▶ Task to complete
Say how many lines contain "this", using only the number.

··· Provided material ···

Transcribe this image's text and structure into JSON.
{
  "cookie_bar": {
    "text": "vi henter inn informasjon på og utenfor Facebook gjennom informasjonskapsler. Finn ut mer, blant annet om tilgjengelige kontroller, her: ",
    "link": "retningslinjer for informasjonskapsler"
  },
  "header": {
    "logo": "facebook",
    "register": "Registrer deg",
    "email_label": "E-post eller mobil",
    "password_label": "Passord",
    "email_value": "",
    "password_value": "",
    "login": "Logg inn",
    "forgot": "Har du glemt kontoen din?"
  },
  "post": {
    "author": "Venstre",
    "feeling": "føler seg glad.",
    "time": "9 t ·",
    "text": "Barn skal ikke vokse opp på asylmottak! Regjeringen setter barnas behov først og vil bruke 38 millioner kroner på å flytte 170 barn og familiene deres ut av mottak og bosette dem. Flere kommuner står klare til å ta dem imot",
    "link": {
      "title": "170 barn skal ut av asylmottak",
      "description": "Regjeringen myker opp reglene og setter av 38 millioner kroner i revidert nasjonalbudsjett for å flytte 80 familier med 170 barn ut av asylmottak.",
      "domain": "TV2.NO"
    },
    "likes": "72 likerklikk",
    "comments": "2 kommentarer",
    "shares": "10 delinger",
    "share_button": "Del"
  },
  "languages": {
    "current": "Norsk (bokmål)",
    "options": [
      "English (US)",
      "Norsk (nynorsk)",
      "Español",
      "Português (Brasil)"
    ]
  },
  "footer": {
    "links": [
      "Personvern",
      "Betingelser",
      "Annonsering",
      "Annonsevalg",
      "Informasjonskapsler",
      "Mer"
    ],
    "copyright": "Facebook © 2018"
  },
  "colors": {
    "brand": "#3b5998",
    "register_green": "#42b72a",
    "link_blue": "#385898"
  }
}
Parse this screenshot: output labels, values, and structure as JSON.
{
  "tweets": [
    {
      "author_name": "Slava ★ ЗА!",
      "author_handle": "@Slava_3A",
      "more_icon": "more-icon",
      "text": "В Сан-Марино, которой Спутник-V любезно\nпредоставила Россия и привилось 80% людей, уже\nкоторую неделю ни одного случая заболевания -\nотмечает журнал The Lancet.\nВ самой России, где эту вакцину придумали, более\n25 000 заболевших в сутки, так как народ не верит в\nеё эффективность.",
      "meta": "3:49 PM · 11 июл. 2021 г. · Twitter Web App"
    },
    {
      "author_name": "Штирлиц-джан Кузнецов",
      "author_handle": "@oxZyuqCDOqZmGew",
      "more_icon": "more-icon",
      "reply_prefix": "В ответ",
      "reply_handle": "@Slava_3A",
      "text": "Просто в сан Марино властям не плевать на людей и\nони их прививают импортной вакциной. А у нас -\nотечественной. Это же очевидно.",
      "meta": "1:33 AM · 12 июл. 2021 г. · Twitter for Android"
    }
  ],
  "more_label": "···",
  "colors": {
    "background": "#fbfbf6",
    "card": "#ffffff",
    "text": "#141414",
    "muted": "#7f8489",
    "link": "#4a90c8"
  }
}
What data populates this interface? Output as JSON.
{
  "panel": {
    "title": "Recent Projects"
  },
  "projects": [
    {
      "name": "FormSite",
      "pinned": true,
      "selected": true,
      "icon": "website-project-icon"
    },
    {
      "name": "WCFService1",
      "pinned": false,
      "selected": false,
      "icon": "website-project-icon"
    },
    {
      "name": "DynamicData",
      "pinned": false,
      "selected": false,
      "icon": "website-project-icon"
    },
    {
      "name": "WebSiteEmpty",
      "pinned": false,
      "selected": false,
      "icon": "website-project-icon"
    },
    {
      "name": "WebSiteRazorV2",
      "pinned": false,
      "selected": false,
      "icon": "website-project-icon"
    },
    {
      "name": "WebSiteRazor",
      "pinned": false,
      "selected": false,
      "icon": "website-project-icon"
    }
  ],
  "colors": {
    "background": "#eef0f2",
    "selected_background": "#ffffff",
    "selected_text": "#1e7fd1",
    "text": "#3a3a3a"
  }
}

···

▶ Reply
3